• _AIM OF THE EXERCISE_
Repeat the listing below in full, exactly as it stands.

• _GIVEN RECORDS_

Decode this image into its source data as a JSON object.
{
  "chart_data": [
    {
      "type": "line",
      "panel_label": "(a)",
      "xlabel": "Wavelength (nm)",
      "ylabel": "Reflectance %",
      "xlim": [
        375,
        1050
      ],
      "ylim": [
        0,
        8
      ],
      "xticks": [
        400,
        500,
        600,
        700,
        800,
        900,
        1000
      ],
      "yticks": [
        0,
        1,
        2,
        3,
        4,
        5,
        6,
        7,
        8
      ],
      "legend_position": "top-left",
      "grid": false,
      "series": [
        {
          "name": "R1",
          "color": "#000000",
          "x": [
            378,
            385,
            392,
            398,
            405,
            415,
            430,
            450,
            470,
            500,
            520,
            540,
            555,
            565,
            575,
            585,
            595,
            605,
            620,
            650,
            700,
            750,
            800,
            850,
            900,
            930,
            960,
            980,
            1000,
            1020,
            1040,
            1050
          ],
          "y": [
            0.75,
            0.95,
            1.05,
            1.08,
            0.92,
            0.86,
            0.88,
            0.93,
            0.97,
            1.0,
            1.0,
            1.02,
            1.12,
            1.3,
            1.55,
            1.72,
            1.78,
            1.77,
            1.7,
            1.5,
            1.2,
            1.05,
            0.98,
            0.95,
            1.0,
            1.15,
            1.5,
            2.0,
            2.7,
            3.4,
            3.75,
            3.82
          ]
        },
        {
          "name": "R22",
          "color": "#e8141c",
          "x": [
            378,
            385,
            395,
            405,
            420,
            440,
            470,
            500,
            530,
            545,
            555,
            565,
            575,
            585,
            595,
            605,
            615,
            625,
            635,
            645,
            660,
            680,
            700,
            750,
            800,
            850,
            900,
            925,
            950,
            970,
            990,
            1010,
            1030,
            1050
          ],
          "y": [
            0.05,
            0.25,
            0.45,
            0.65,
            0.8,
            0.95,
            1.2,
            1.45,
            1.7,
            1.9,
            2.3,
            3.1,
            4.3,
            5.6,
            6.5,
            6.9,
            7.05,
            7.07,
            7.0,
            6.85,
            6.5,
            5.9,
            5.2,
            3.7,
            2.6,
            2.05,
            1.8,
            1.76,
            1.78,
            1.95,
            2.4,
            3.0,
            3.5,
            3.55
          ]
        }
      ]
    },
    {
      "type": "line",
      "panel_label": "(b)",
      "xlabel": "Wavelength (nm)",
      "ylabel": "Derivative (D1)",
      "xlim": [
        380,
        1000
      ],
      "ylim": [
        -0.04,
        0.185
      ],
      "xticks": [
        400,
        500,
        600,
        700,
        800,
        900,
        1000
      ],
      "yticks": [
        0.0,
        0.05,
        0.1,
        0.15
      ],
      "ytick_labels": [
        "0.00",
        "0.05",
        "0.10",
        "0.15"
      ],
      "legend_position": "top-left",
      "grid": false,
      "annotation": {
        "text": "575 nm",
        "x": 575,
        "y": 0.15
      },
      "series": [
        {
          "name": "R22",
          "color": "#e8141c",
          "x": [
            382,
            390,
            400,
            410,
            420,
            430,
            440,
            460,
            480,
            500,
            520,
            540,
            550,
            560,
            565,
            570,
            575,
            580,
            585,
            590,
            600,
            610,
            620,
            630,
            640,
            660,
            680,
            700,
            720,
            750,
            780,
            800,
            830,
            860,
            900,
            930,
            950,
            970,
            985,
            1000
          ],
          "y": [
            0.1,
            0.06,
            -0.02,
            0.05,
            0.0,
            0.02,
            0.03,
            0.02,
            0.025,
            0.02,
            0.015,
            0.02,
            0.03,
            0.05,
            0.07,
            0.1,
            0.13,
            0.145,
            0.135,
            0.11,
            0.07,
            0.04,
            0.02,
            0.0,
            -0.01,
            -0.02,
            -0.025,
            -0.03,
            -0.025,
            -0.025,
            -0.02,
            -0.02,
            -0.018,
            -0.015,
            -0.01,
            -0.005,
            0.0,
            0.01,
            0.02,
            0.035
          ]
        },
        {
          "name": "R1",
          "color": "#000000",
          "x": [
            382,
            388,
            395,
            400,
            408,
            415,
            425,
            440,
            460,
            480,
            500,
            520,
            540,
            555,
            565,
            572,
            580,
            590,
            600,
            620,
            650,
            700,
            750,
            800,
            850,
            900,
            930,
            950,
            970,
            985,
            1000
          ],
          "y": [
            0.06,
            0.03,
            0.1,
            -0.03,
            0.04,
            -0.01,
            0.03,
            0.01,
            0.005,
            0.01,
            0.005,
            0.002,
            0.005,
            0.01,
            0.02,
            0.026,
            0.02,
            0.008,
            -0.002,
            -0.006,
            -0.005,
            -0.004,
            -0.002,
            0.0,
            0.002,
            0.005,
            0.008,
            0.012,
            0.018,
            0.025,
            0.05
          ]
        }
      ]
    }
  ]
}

• _FULL SOLUTION_
Decode this image into its source data as a JSON object.
{
  "chart_data": [
    {
      "type": "line",
      "panel_label": "(a)",
      "xlabel": "Wavelength (nm)",
      "ylabel": "Reflectance %",
      "xlim": [
        375,
        1050
      ],
      "ylim": [
        0,
        8
      ],
      "xticks": [
        400,
        500,
        600,
        700,
        800,
        900,
        1000
      ],
      "yticks": [
        0,
        1,
        2,
        3,
        4,
        5,
        6,
        7,
        8
      ],
      "legend_position": "top-left",
      "grid": false,
      "series": [
        {
          "name": "R1",
          "color": "#000000",
          "x": [
            378,
            385,
            392,
            398,
            405,
            415,
            430,
            450,
            470,
            500,
            520,
            540,
            555,
            565,
            575,
            585,
            595,
            605,
            620,
            650,
            700,
            750,
            800,
            850,
            900,
            930,
            960,
            980,
            1000,
            1020,
            1040,
            1050
          ],
          "y": [
            0.75,
            0.95,
            1.05,
            1.08,
            0.92,
            0.86,
            0.88,
            0.93,
            0.97,
            1.0,
            1.0,
            1.02,
            1.12,
            1.3,
            1.55,
            1.72,
            1.78,
            1.77,
            1.7,
            1.5,
            1.2,
            1.05,
            0.98,
            0.95,
            1.0,
            1.15,
            1.5,
            2.0,
            2.7,
            3.4,
            3.75,
            3.82
          ]
        },
        {
          "name": "R22",
          "color": "#e8141c",
          "x": [
            378,
            385,
            395,
            405,
            420,
            440,
            470,
            500,
            530,
            545,
            555,
            565,
            575,
            585,
            595,
            605,
            615,
            625,
            635,
            645,
            660,
            680,
            700,
            750,
            800,
            850,
            900,
            925,
            950,
            970,
            990,
            1010,
            1030,
            1050
          ],
          "y": [
            0.05,
            0.25,
            0.45,
            0.65,
            0.8,
            0.95,
            1.2,
            1.45,
            1.7,
            1.9,
            2.3,
            3.1,
            4.3,
            5.6,
            6.5,
            6.9,
            7.05,
            7.07,
            7.0,
            6.85,
            6.5,
            5.9,
            5.2,
            3.7,
            2.6,
            2.05,
            1.8,
            1.76,
            1.78,
            1.95,
            2.4,
            3.0,
            3.5,
            3.55
          ]
        }
      ]
    },
    {
      "type": "line",
      "panel_label": "(b)",
      "xlabel": "Wavelength (nm)",
      "ylabel": "Derivative (D1)",
      "xlim": [
        380,
        1000
      ],
      "ylim": [
        -0.04,
        0.185
      ],
      "xticks": [
        400,
        500,
        600,
        700,
        800,
        900,
        1000
      ],
      "yticks": [
        0.0,
        0.05,
        0.1,
        0.15
      ],
      "ytick_labels": [
        "0.00",
        "0.05",
        "0.10",
        "0.15"
      ],
      "legend_position": "top-left",
      "grid": false,
      "annotation": {
        "text": "575 nm",
        "x": 575,
        "y": 0.15
      },
      "series": [
        {
          "name": "R22",
          "color": "#e8141c",
          "x": [
            382,
            390,
            400,
            410,
            420,
            430,
            440,
            460,
            480,
            500,
            520,
            540,
            550,
            560,
            565,
            570,
            575,
            580,
            585,
            590,
            600,
            610,
            620,
            630,
            640,
            660,
            680,
            700,
            720,
            750,
            780,
            800,
            830,
            860,
            900,
            930,
            950,
            970,
            985,
            1000
          ],
          "y": [
            0.1,
            0.06,
            -0.02,
            0.05,
            0.0,
            0.02,
            0.03,
            0.02,
            0.025,
            0.02,
            0.015,
            0.02,
            0.03,
            0.05,
            0.07,
            0.1,
            0.13,
            0.145,
            0.135,
            0.11,
            0.07,
            0.04,
            0.02,
            0.0,
            -0.01,
            -0.02,
            -0.025,
            -0.03,
            -0.025,
            -0.025,
            -0.02,
            -0.02,
            -0.018,
            -0.015,
            -0.01,
            -0.005,
            0.0,
            0.01,
            0.02,
            0.035
          ]
        },
        {
          "name": "R1",
          "color": "#000000",
          "x": [
            382,
            388,
            395,
            400,
            408,
            415,
            425,
            440,
            460,
            480,
            500,
            520,
            540,
            555,
            565,
            572,
            580,
            590,
            600,
            620,
            650,
            700,
            750,
            800,
            850,
            900,
            930,
            950,
            970,
            985,
            1000
          ],
          "y": [
            0.06,
            0.03,
            0.1,
            -0.03,
            0.04,
            -0.01,
            0.03,
            0.01,
            0.005,
            0.01,
            0.005,
            0.002,
            0.005,
            0.01,
            0.02,
            0.026,
            0.02,
            0.008,
            -0.002,
            -0.006,
            -0.005,
            -0.004,
            -0.002,
            0.0,
            0.002,
            0.005,
            0.008,
            0.012,
            0.018,
            0.025,
            0.05
          ]
        }
      ]
    }
  ]
}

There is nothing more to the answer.